Data records:
=====
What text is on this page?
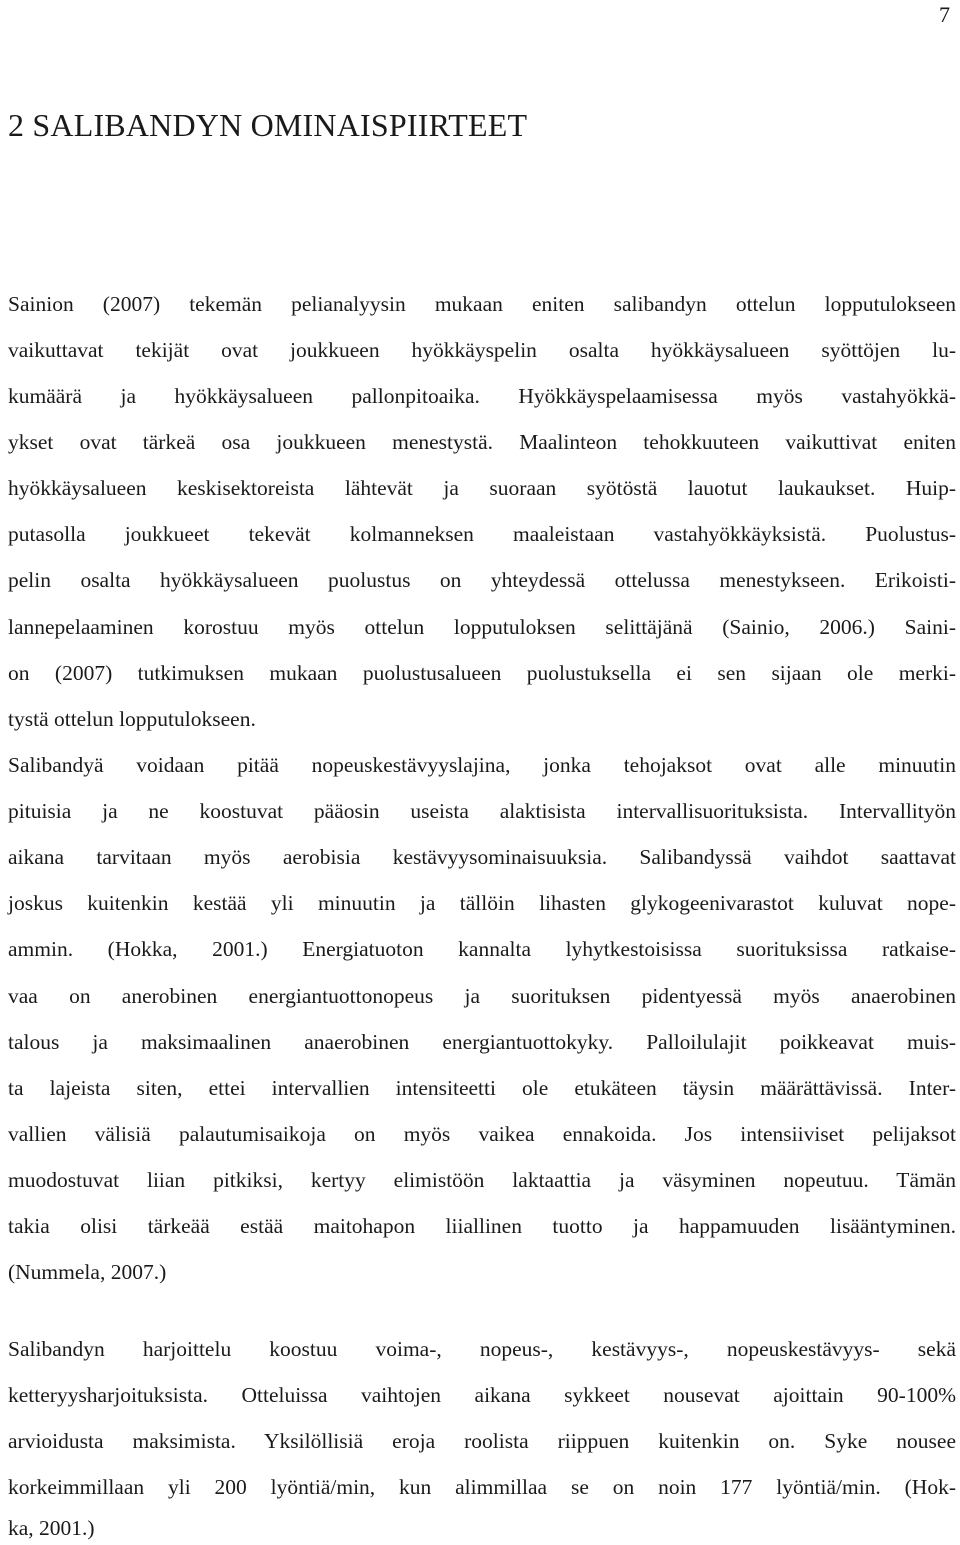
7
2 SALIBANDYN OMINAISPIIRTEET
Sainion (2007) tekemän pelianalyysin mukaan eniten salibandyn ottelun lopputulokseen
vaikuttavat tekijät ovat joukkueen hyökkäyspelin osalta hyökkäysalueen syöttöjen lu-
kumäärä ja hyökkäysalueen pallonpitoaika. Hyökkäyspelaamisessa myös vastahyökkä-
ykset ovat tärkeä osa joukkueen menestystä. Maalinteon tehokkuuteen vaikuttivat eniten
hyökkäysalueen keskisektoreista lähtevät ja suoraan syötöstä lauotut laukaukset. Huip-
putasolla joukkueet tekevät kolmanneksen maaleistaan vastahyökkäyksistä. Puolustus-
pelin osalta hyökkäysalueen puolustus on yhteydessä ottelussa menestykseen. Erikoisti-
lannepelaaminen korostuu myös ottelun lopputuloksen selittäjänä (Sainio, 2006.) Saini-
on (2007) tutkimuksen mukaan puolustusalueen puolustuksella ei sen sijaan ole merki-
tystä ottelun lopputulokseen.
Salibandyä voidaan pitää nopeuskestävyyslajina, jonka tehojaksot ovat alle minuutin
pituisia ja ne koostuvat pääosin useista alaktisista intervallisuorituksista. Intervallityön
aikana tarvitaan myös aerobisia kestävyysominaisuuksia. Salibandyssä vaihdot saattavat
joskus kuitenkin kestää yli minuutin ja tällöin lihasten glykogeenivarastot kuluvat nope-
ammin. (Hokka, 2001.) Energiatuoton kannalta lyhytkestoisissa suorituksissa ratkaise-
vaa on anerobinen energiantuottonopeus ja suorituksen pidentyessä myös anaerobinen
talous ja maksimaalinen anaerobinen energiantuottokyky. Palloilulajit poikkeavat muis-
ta lajeista siten, ettei intervallien intensiteetti ole etukäteen täysin määrättävissä. Inter-
vallien välisiä palautumisaikoja on myös vaikea ennakoida. Jos intensiiviset pelijaksot
muodostuvat liian pitkiksi, kertyy elimistöön laktaattia ja väsyminen nopeutuu. Tämän
takia olisi tärkeää estää maitohapon liiallinen tuotto ja happamuuden lisääntyminen.
(Nummela, 2007.)
Salibandyn harjoittelu koostuu voima-, nopeus-, kestävyys-, nopeuskestävyys- sekä
ketteryysharjoituksista. Otteluissa vaihtojen aikana sykkeet nousevat ajoittain 90-100%
arvioidusta maksimista. Yksilöllisiä eroja roolista riippuen kuitenkin on. Syke nousee
korkeimmillaan yli 200 lyöntiä/min, kun alimmillaa se on noin 177 lyöntiä/min. (Hok-
ka, 2001.)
=====
Report the number of lines in the entries above that include the string "myös". Give nothing but the number.

5